▸ **A run of records**
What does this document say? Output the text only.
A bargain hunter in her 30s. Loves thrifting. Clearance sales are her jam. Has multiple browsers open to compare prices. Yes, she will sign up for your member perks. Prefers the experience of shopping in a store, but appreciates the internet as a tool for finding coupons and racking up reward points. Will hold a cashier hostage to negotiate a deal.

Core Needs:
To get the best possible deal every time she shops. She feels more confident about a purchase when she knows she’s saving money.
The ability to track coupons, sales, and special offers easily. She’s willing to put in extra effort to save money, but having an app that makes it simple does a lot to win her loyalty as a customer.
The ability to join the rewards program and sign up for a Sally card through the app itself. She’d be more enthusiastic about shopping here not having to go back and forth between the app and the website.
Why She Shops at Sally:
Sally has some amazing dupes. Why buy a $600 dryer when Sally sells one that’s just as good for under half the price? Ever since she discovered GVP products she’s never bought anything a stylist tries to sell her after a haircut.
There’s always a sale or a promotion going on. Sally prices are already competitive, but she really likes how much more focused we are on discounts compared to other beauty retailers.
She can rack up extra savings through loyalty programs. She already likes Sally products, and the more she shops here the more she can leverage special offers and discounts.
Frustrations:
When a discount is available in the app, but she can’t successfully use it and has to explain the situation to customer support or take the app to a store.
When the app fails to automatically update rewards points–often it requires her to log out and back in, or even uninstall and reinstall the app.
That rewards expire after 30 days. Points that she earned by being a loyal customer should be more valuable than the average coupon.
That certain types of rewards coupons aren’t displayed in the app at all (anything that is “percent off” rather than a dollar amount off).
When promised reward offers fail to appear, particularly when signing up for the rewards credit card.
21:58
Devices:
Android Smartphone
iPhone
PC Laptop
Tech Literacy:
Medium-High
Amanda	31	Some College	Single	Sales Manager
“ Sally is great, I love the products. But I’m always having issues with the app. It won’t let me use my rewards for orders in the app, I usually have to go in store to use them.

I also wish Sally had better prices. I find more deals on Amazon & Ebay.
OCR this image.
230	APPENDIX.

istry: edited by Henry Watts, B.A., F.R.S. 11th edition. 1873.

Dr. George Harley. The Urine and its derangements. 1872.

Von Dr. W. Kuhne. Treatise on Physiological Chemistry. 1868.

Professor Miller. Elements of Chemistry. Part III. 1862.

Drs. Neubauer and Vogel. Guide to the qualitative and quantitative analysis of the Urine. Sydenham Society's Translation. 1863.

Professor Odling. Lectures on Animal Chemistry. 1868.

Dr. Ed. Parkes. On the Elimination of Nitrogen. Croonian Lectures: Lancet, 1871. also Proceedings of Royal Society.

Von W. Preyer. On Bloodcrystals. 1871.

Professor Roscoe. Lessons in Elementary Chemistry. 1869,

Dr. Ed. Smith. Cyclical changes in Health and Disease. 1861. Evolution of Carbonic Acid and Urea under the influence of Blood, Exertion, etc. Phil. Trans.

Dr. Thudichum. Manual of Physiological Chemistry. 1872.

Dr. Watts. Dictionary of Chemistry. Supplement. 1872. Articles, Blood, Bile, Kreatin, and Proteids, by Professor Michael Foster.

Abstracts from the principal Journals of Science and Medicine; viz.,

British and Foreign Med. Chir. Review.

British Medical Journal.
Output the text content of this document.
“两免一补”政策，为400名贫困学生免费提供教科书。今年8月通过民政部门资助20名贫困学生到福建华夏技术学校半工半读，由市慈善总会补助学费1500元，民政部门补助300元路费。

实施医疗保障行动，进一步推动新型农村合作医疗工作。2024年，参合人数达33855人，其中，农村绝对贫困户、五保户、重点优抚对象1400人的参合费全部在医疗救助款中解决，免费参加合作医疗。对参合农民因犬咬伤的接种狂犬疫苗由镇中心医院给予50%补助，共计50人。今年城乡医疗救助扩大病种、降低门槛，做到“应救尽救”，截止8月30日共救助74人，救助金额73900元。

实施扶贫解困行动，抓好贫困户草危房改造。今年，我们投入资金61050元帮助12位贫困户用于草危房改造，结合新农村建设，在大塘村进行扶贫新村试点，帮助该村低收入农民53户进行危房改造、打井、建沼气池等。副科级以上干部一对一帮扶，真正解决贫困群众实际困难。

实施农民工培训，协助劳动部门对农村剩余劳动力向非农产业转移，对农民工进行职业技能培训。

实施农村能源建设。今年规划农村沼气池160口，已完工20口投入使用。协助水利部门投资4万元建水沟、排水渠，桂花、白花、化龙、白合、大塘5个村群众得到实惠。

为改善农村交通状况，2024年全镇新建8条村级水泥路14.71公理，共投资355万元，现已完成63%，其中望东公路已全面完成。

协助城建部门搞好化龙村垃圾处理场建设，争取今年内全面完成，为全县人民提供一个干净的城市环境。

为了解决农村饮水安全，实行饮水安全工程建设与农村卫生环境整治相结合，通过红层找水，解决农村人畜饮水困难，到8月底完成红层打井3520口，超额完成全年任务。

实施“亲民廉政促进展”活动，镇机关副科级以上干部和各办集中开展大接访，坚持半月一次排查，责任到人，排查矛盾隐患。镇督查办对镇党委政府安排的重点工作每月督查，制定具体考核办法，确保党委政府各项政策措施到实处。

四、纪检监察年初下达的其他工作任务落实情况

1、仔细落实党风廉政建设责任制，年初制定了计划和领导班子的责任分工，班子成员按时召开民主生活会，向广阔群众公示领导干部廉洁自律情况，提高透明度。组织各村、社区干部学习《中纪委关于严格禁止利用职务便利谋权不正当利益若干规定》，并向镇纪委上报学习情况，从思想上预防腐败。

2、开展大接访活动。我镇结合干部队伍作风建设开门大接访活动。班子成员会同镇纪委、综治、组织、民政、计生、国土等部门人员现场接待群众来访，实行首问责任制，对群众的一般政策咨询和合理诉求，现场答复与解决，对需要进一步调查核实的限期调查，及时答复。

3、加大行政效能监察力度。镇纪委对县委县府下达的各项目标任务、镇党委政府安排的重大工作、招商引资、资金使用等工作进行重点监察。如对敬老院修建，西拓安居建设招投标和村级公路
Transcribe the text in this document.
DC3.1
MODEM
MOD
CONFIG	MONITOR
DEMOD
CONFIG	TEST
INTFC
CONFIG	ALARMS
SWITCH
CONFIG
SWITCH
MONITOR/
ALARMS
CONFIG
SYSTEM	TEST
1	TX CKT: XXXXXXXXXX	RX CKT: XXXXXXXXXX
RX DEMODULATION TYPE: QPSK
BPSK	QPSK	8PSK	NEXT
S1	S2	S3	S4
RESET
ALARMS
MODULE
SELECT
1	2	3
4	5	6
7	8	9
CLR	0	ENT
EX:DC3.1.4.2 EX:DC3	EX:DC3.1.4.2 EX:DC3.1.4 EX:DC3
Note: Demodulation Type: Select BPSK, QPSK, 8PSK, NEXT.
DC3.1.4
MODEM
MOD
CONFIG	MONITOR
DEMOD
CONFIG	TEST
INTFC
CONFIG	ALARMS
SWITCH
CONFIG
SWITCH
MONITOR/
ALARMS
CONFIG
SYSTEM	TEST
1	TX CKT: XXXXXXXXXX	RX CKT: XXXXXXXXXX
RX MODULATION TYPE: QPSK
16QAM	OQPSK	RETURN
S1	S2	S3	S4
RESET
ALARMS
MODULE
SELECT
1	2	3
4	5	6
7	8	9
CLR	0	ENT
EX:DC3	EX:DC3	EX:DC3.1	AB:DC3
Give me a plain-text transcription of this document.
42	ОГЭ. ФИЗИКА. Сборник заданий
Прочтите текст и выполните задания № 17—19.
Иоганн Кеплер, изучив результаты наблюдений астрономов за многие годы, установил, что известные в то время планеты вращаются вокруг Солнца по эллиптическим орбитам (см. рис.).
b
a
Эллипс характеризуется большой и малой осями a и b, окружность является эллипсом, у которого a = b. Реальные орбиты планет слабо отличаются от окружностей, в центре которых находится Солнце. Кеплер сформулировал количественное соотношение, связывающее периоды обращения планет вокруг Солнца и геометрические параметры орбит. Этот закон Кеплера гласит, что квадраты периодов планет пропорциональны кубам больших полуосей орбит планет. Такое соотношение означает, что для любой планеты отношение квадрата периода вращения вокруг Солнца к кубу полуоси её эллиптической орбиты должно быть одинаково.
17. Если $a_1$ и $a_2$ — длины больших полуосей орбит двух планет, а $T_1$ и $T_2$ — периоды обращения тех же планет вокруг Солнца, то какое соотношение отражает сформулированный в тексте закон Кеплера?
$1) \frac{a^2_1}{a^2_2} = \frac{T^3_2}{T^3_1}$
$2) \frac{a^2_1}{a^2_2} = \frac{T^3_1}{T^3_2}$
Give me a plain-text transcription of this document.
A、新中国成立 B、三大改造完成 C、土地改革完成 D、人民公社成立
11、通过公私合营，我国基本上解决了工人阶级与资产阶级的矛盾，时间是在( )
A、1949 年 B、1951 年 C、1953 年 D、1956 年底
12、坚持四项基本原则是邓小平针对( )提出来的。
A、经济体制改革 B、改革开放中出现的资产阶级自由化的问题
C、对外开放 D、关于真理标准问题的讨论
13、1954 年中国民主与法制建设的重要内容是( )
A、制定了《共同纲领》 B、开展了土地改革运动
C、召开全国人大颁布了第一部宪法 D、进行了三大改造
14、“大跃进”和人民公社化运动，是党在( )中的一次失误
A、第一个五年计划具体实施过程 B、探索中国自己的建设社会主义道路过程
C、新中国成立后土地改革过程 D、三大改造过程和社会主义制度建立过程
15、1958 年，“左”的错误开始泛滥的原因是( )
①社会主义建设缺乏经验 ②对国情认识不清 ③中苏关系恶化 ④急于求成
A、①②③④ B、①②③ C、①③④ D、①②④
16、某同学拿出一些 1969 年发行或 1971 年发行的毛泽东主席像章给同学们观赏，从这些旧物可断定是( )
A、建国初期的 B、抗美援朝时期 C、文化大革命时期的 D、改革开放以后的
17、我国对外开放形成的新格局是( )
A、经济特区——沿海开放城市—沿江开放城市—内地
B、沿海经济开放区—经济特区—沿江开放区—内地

▸ **PROBLEM**
Search the entries for the string "than" and collect each line that has it.

▸ **ANSWER**
That rewards expire after 30 days. Points that she earned by being a loyal customer should be more valuable than the average coupon.
That certain types of rewards coupons aren’t displayed in the app at all (anything that is “percent off” rather than a dollar amount off).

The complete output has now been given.